• [WORK INSTRUCTIONS]:
Retype every one of the rows below, matching each line character for character.

[Saved entries]
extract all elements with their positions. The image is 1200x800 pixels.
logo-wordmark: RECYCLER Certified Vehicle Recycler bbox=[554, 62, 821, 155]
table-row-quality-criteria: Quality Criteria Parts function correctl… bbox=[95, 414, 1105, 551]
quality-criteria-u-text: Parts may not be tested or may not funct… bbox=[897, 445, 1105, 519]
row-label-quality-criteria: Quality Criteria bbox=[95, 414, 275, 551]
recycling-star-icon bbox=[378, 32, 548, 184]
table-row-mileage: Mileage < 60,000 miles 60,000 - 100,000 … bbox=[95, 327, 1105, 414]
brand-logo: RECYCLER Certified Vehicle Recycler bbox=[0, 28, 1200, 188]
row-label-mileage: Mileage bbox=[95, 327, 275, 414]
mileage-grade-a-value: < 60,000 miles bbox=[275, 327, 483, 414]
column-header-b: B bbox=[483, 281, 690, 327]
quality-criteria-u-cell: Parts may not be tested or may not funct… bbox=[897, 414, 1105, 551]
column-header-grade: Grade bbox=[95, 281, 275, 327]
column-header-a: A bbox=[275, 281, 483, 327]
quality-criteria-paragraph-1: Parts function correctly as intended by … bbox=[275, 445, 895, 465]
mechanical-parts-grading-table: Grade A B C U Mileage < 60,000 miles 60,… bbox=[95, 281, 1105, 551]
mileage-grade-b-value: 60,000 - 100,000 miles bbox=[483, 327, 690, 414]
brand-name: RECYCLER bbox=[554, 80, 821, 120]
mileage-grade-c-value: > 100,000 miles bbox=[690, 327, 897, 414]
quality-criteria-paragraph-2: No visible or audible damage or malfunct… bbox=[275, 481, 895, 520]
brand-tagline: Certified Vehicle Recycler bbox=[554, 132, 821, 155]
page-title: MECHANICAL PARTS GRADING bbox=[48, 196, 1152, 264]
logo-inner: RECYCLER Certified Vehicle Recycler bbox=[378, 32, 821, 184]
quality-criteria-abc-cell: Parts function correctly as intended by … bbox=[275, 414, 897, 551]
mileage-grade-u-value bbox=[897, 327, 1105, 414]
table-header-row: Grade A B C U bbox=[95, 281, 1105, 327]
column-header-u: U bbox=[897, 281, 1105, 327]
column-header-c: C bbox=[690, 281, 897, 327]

• [OUTPUT BELOW]:
extract all elements with their positions. The image is 1200x800 pixels.
logo-wordmark: RECYCLER Certified Vehicle Recycler bbox=[554, 62, 821, 155]
table-row-quality-criteria: Quality Criteria Parts function correctl… bbox=[95, 414, 1105, 551]
quality-criteria-u-text: Parts may not be tested or may not funct… bbox=[897, 445, 1105, 519]
row-label-quality-criteria: Quality Criteria bbox=[95, 414, 275, 551]
recycling-star-icon bbox=[378, 32, 548, 184]
table-row-mileage: Mileage < 60,000 miles 60,000 - 100,000 … bbox=[95, 327, 1105, 414]
brand-logo: RECYCLER Certified Vehicle Recycler bbox=[0, 28, 1200, 188]
row-label-mileage: Mileage bbox=[95, 327, 275, 414]
mileage-grade-a-value: < 60,000 miles bbox=[275, 327, 483, 414]
column-header-b: B bbox=[483, 281, 690, 327]
quality-criteria-u-cell: Parts may not be tested or may not funct… bbox=[897, 414, 1105, 551]
column-header-grade: Grade bbox=[95, 281, 275, 327]
column-header-a: A bbox=[275, 281, 483, 327]
quality-criteria-paragraph-1: Parts function correctly as intended by … bbox=[275, 445, 895, 465]
mechanical-parts-grading-table: Grade A B C U Mileage < 60,000 miles 60,… bbox=[95, 281, 1105, 551]
mileage-grade-b-value: 60,000 - 100,000 miles bbox=[483, 327, 690, 414]
brand-name: RECYCLER bbox=[554, 80, 821, 120]
mileage-grade-c-value: > 100,000 miles bbox=[690, 327, 897, 414]
quality-criteria-paragraph-2: No visible or audible damage or malfunct… bbox=[275, 481, 895, 520]
brand-tagline: Certified Vehicle Recycler bbox=[554, 132, 821, 155]
page-title: MECHANICAL PARTS GRADING bbox=[48, 196, 1152, 264]
logo-inner: RECYCLER Certified Vehicle Recycler bbox=[378, 32, 821, 184]
quality-criteria-abc-cell: Parts function correctly as intended by … bbox=[275, 414, 897, 551]
mileage-grade-u-value bbox=[897, 327, 1105, 414]
table-header-row: Grade A B C U bbox=[95, 281, 1105, 327]
column-header-u: U bbox=[897, 281, 1105, 327]
column-header-c: C bbox=[690, 281, 897, 327]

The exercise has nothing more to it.